Data rows start

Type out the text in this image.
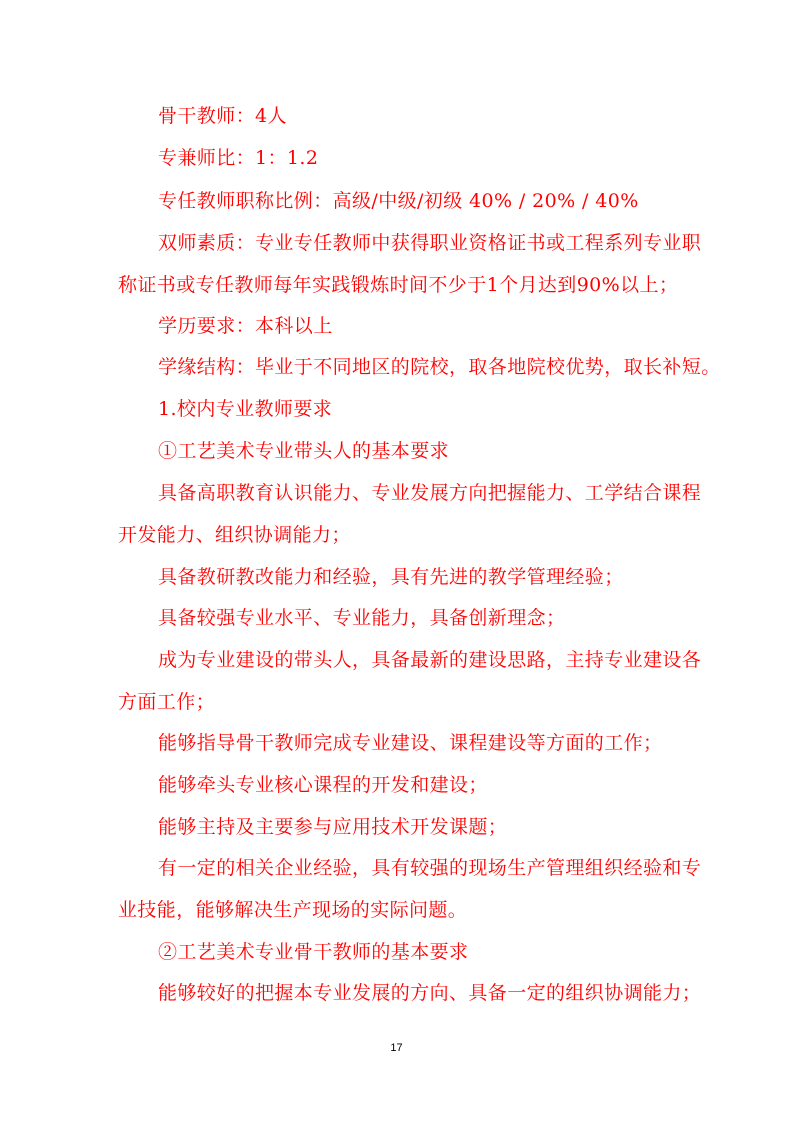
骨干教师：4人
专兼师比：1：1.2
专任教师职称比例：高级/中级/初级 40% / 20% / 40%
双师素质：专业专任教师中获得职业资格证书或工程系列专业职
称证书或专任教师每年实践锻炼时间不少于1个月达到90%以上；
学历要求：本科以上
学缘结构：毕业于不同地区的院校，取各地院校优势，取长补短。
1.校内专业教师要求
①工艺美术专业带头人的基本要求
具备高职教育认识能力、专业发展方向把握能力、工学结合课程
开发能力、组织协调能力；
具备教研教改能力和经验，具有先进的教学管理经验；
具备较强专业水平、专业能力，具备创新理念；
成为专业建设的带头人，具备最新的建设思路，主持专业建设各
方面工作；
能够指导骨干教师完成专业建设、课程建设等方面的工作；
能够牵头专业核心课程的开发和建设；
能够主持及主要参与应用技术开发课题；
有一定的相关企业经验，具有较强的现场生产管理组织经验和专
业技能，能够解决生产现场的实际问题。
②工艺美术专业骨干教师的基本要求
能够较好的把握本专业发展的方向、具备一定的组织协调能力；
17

Data rows end

**Instructions for the task**
Omit every picture, then reproduce the rest of the listing exactly.

**Solution**
Type out the text in this image.
骨干教师：4人
专兼师比：1：1.2
专任教师职称比例：高级/中级/初级 40% / 20% / 40%
双师素质：专业专任教师中获得职业资格证书或工程系列专业职
称证书或专任教师每年实践锻炼时间不少于1个月达到90%以上；
学历要求：本科以上
学缘结构：毕业于不同地区的院校，取各地院校优势，取长补短。
1.校内专业教师要求
①工艺美术专业带头人的基本要求
具备高职教育认识能力、专业发展方向把握能力、工学结合课程
开发能力、组织协调能力；
具备教研教改能力和经验，具有先进的教学管理经验；
具备较强专业水平、专业能力，具备创新理念；
成为专业建设的带头人，具备最新的建设思路，主持专业建设各
方面工作；
能够指导骨干教师完成专业建设、课程建设等方面的工作；
能够牵头专业核心课程的开发和建设；
能够主持及主要参与应用技术开发课题；
有一定的相关企业经验，具有较强的现场生产管理组织经验和专
业技能，能够解决生产现场的实际问题。
②工艺美术专业骨干教师的基本要求
能够较好的把握本专业发展的方向、具备一定的组织协调能力；
17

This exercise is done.